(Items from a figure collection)
----

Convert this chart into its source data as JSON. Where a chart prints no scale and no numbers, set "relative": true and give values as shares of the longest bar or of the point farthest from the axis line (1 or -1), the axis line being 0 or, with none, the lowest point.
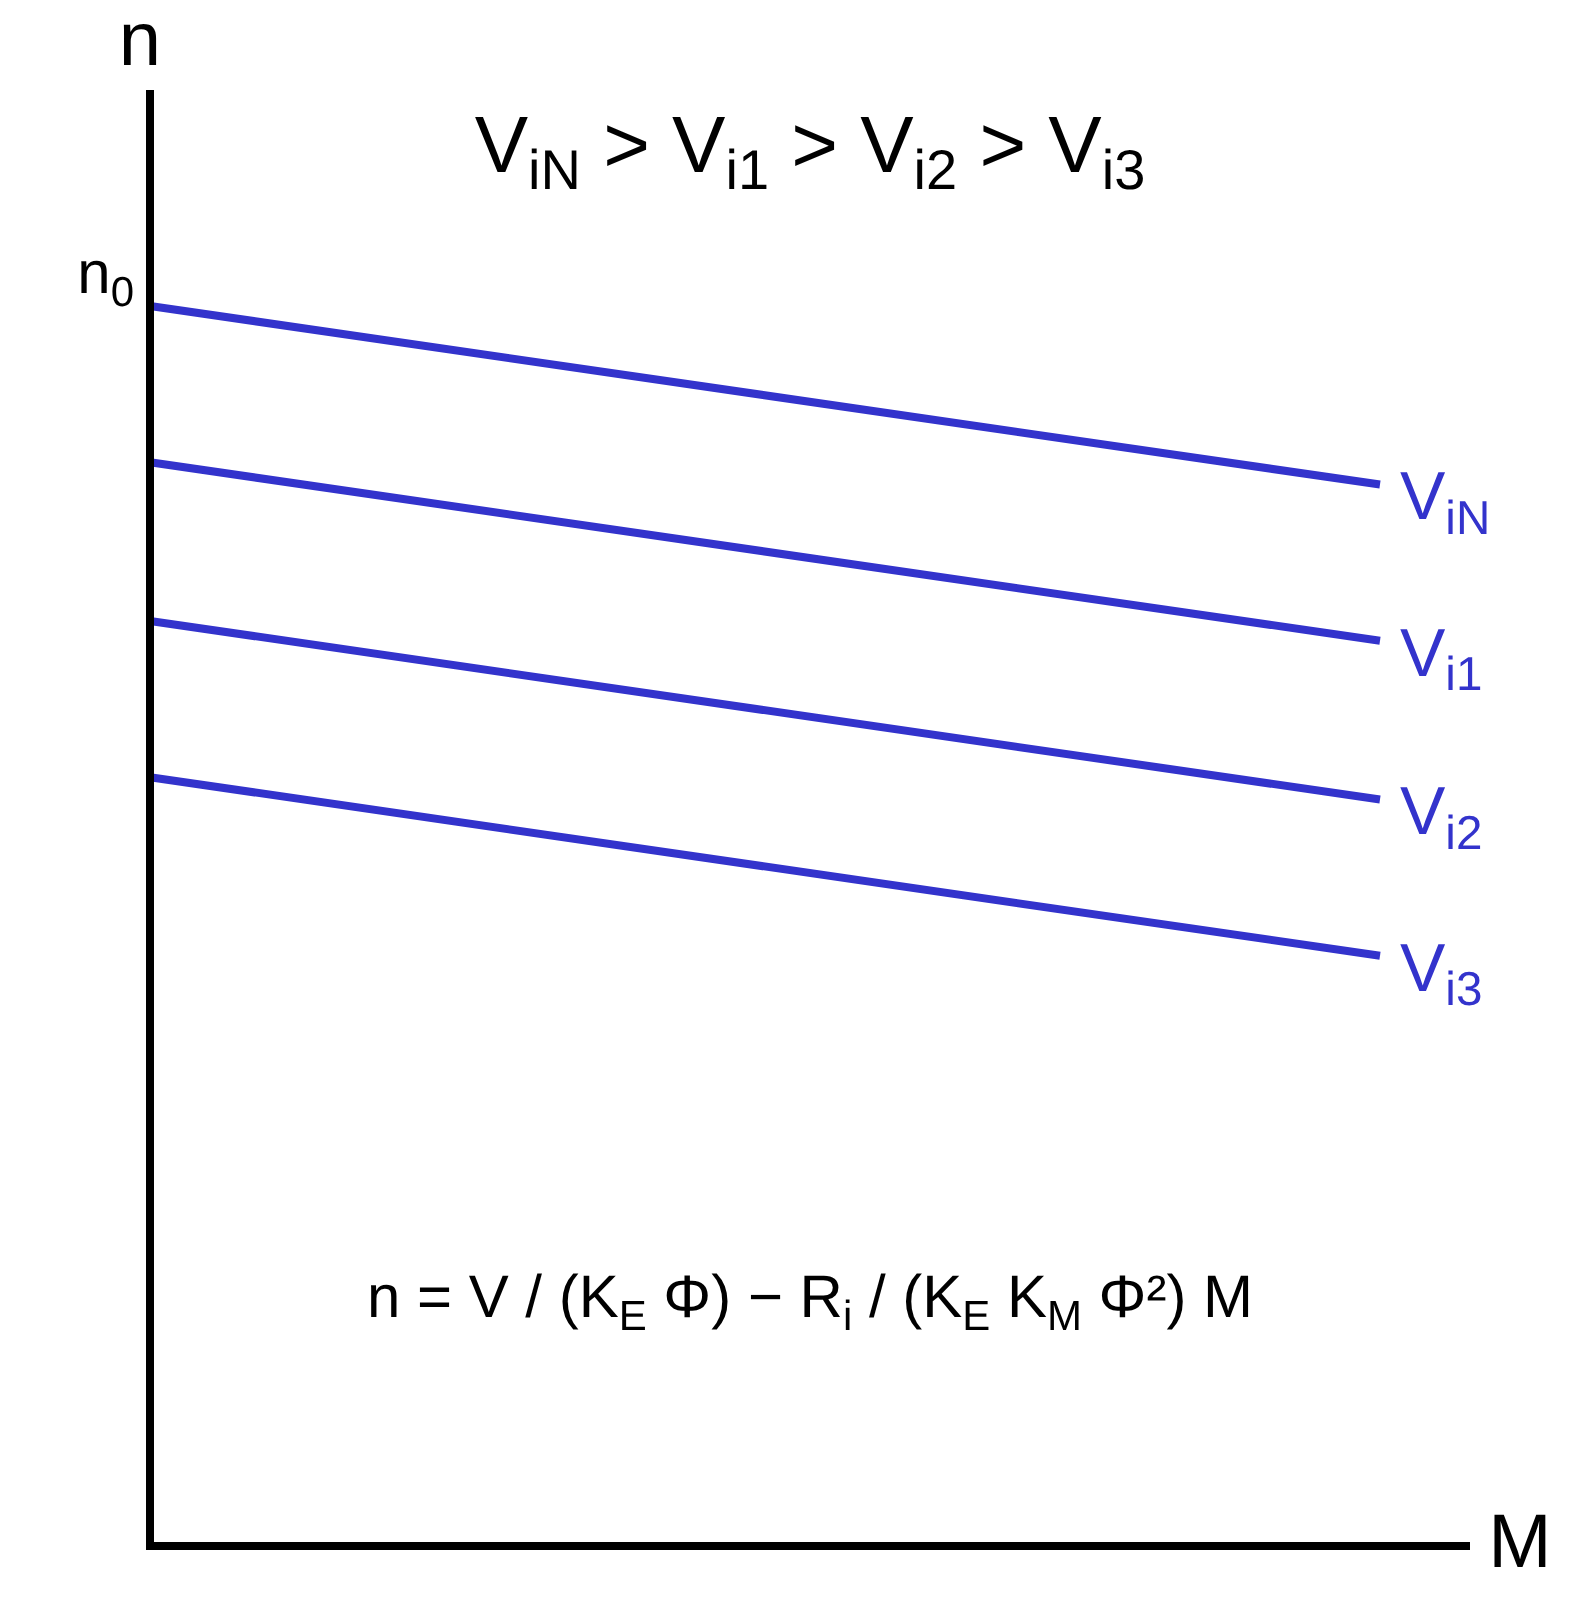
{
  "chart_data": {
    "type": "line",
    "relative": true,
    "title": "V$_{iN}$ > V$_{i1}$ > V$_{i2}$ > V$_{i3}$",
    "xlabel": "M",
    "ylabel": "n",
    "categories": [
      null,
      null
    ],
    "series": [
      {
        "name": "V$_{iN}$",
        "color": "#3333cc",
        "values": [
          1,
          0.856
        ]
      },
      {
        "name": "V$_{i1}$",
        "color": "#3333cc",
        "values": [
          0.874,
          0.73
        ]
      },
      {
        "name": "V$_{i2}$",
        "color": "#3333cc",
        "values": [
          0.746,
          0.602
        ]
      },
      {
        "name": "V$_{i3}$",
        "color": "#3333cc",
        "values": [
          0.62,
          0.476
        ]
      }
    ],
    "annotations": [
      "n$_{0}$",
      "n = V / (K$_{E}$ Φ) − R$_{i}$ / (K$_{E}$ K$_{M}$ Φ²) M"
    ],
    "legend": false,
    "marker": "none",
    "line_style": "solid"
  }
}
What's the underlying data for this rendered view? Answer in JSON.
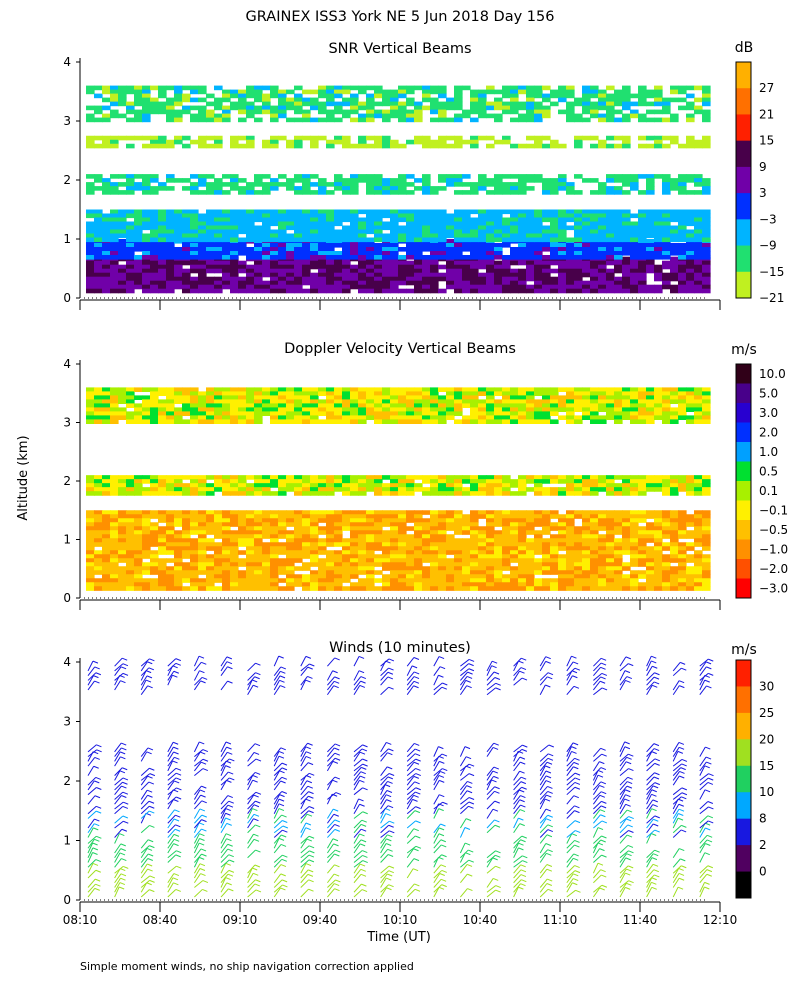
{
  "title": "GRAINEX ISS3 York NE   5 Jun 2018 Day 156",
  "ylabel": "Altitude (km)",
  "xlabel": "Time (UT)",
  "footnote": "Simple moment winds, no ship navigation correction applied",
  "x_ticks": [
    "08:10",
    "08:40",
    "09:10",
    "09:40",
    "10:10",
    "10:40",
    "11:10",
    "11:40",
    "12:10"
  ],
  "y_ticks": [
    "0",
    "1",
    "2",
    "3",
    "4"
  ],
  "chart_data": [
    {
      "type": "heatmap",
      "title": "SNR Vertical Beams",
      "unit": "dB",
      "xlim": [
        "08:10",
        "12:10"
      ],
      "ylim": [
        0,
        4
      ],
      "colorbar": {
        "labels": [
          "27",
          "21",
          "15",
          "9",
          "3",
          "−3",
          "−9",
          "−15",
          "−21"
        ],
        "colors": [
          "#ffb000",
          "#ff7000",
          "#ff2000",
          "#48004a",
          "#7000a8",
          "#0030ff",
          "#00b4ff",
          "#20e070",
          "#c0f020"
        ]
      },
      "layers": [
        {
          "altitude_km": [
            0.15,
            0.7
          ],
          "snr_db": 6
        },
        {
          "altitude_km": [
            0.7,
            1.0
          ],
          "snr_db": -3
        },
        {
          "altitude_km": [
            1.0,
            1.5
          ],
          "snr_db": -10
        },
        {
          "altitude_km": [
            1.8,
            2.1
          ],
          "snr_db": -14
        },
        {
          "altitude_km": [
            2.6,
            2.75
          ],
          "snr_db": -20
        },
        {
          "altitude_km": [
            3.0,
            3.6
          ],
          "snr_db": -15
        }
      ]
    },
    {
      "type": "heatmap",
      "title": "Doppler Velocity Vertical Beams",
      "unit": "m/s",
      "xlim": [
        "08:10",
        "12:10"
      ],
      "ylim": [
        0,
        4
      ],
      "colorbar": {
        "labels": [
          "10.0",
          "5.0",
          "3.0",
          "2.0",
          "1.0",
          "0.5",
          "0.1",
          "−0.1",
          "−0.5",
          "−1.0",
          "−2.0",
          "−3.0"
        ],
        "colors": [
          "#300018",
          "#48008a",
          "#2800d0",
          "#0030ff",
          "#00a0ff",
          "#00e030",
          "#a8f000",
          "#fff000",
          "#ffc000",
          "#ff9000",
          "#ff5000",
          "#ff0000"
        ]
      },
      "layers": [
        {
          "altitude_km": [
            0.15,
            1.5
          ],
          "velocity_ms": -0.6
        },
        {
          "altitude_km": [
            1.8,
            2.1
          ],
          "velocity_ms": 0.0
        },
        {
          "altitude_km": [
            3.0,
            3.6
          ],
          "velocity_ms": 0.0
        }
      ]
    },
    {
      "type": "wind-barbs",
      "title": "Winds (10 minutes)",
      "unit": "m/s",
      "xlim": [
        "08:10",
        "12:10"
      ],
      "ylim": [
        0,
        4
      ],
      "colorbar": {
        "labels": [
          "30",
          "25",
          "20",
          "15",
          "10",
          "8",
          "2",
          "0"
        ],
        "colors": [
          "#ff2000",
          "#ff7000",
          "#ffb000",
          "#a0e020",
          "#20d060",
          "#00a8ff",
          "#1818e0",
          "#500060",
          "#000000"
        ]
      },
      "wind_profile": [
        {
          "altitude_km": [
            0.0,
            0.5
          ],
          "speed_ms": 18
        },
        {
          "altitude_km": [
            0.5,
            1.0
          ],
          "speed_ms": 13
        },
        {
          "altitude_km": [
            1.0,
            1.4
          ],
          "speed_ms": 9
        },
        {
          "altitude_km": [
            1.4,
            2.5
          ],
          "speed_ms": 5
        },
        {
          "altitude_km": [
            3.4,
            4.0
          ],
          "speed_ms": 5
        }
      ]
    }
  ]
}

----

**Task prompt**
Give the data above again in full and unchanged, skipping the pictures.

**Answer for this exercise**
Convert this chart into its source data as JSON. Where a chart prints no scale and no numbers, set "relative": true and give values as shares of the longest bar or of the point farthest from the axis line (1 or -1), the axis line being 0 or, with none, the lowest point.
{
  "chart_data": {
    "type": "line",
    "relative": true,
    "title": "V$_{iN}$ > V$_{i1}$ > V$_{i2}$ > V$_{i3}$",
    "xlabel": "M",
    "ylabel": "n",
    "categories": [
      null,
      null
    ],
    "series": [
      {
        "name": "V$_{iN}$",
        "color": "#3333cc",
        "values": [
          1,
          0.856
        ]
      },
      {
        "name": "V$_{i1}$",
        "color": "#3333cc",
        "values": [
          0.874,
          0.73
        ]
      },
      {
        "name": "V$_{i2}$",
        "color": "#3333cc",
        "values": [
          0.746,
          0.602
        ]
      },
      {
        "name": "V$_{i3}$",
        "color": "#3333cc",
        "values": [
          0.62,
          0.476
        ]
      }
    ],
    "annotations": [
      "n$_{0}$",
      "n = V / (K$_{E}$ Φ) − R$_{i}$ / (K$_{E}$ K$_{M}$ Φ²) M"
    ],
    "legend": false,
    "marker": "none",
    "line_style": "solid"
  }
}
What's the underlying data for this rendered view? Answer in JSON.
{
  "title": "GRAINEX ISS3 York NE   5 Jun 2018 Day 156",
  "ylabel": "Altitude (km)",
  "xlabel": "Time (UT)",
  "footnote": "Simple moment winds, no ship navigation correction applied",
  "x_ticks": [
    "08:10",
    "08:40",
    "09:10",
    "09:40",
    "10:10",
    "10:40",
    "11:10",
    "11:40",
    "12:10"
  ],
  "y_ticks": [
    "0",
    "1",
    "2",
    "3",
    "4"
  ],
  "chart_data": [
    {
      "type": "heatmap",
      "title": "SNR Vertical Beams",
      "unit": "dB",
      "xlim": [
        "08:10",
        "12:10"
      ],
      "ylim": [
        0,
        4
      ],
      "colorbar": {
        "labels": [
          "27",
          "21",
          "15",
          "9",
          "3",
          "−3",
          "−9",
          "−15",
          "−21"
        ],
        "colors": [
          "#ffb000",
          "#ff7000",
          "#ff2000",
          "#48004a",
          "#7000a8",
          "#0030ff",
          "#00b4ff",
          "#20e070",
          "#c0f020"
        ]
      },
      "layers": [
        {
          "altitude_km": [
            0.15,
            0.7
          ],
          "snr_db": 6
        },
        {
          "altitude_km": [
            0.7,
            1.0
          ],
          "snr_db": -3
        },
        {
          "altitude_km": [
            1.0,
            1.5
          ],
          "snr_db": -10
        },
        {
          "altitude_km": [
            1.8,
            2.1
          ],
          "snr_db": -14
        },
        {
          "altitude_km": [
            2.6,
            2.75
          ],
          "snr_db": -20
        },
        {
          "altitude_km": [
            3.0,
            3.6
          ],
          "snr_db": -15
        }
      ]
    },
    {
      "type": "heatmap",
      "title": "Doppler Velocity Vertical Beams",
      "unit": "m/s",
      "xlim": [
        "08:10",
        "12:10"
      ],
      "ylim": [
        0,
        4
      ],
      "colorbar": {
        "labels": [
          "10.0",
          "5.0",
          "3.0",
          "2.0",
          "1.0",
          "0.5",
          "0.1",
          "−0.1",
          "−0.5",
          "−1.0",
          "−2.0",
          "−3.0"
        ],
        "colors": [
          "#300018",
          "#48008a",
          "#2800d0",
          "#0030ff",
          "#00a0ff",
          "#00e030",
          "#a8f000",
          "#fff000",
          "#ffc000",
          "#ff9000",
          "#ff5000",
          "#ff0000"
        ]
      },
      "layers": [
        {
          "altitude_km": [
            0.15,
            1.5
          ],
          "velocity_ms": -0.6
        },
        {
          "altitude_km": [
            1.8,
            2.1
          ],
          "velocity_ms": 0.0
        },
        {
          "altitude_km": [
            3.0,
            3.6
          ],
          "velocity_ms": 0.0
        }
      ]
    },
    {
      "type": "wind-barbs",
      "title": "Winds (10 minutes)",
      "unit": "m/s",
      "xlim": [
        "08:10",
        "12:10"
      ],
      "ylim": [
        0,
        4
      ],
      "colorbar": {
        "labels": [
          "30",
          "25",
          "20",
          "15",
          "10",
          "8",
          "2",
          "0"
        ],
        "colors": [
          "#ff2000",
          "#ff7000",
          "#ffb000",
          "#a0e020",
          "#20d060",
          "#00a8ff",
          "#1818e0",
          "#500060",
          "#000000"
        ]
      },
      "wind_profile": [
        {
          "altitude_km": [
            0.0,
            0.5
          ],
          "speed_ms": 18
        },
        {
          "altitude_km": [
            0.5,
            1.0
          ],
          "speed_ms": 13
        },
        {
          "altitude_km": [
            1.0,
            1.4
          ],
          "speed_ms": 9
        },
        {
          "altitude_km": [
            1.4,
            2.5
          ],
          "speed_ms": 5
        },
        {
          "altitude_km": [
            3.4,
            4.0
          ],
          "speed_ms": 5
        }
      ]
    }
  ]
}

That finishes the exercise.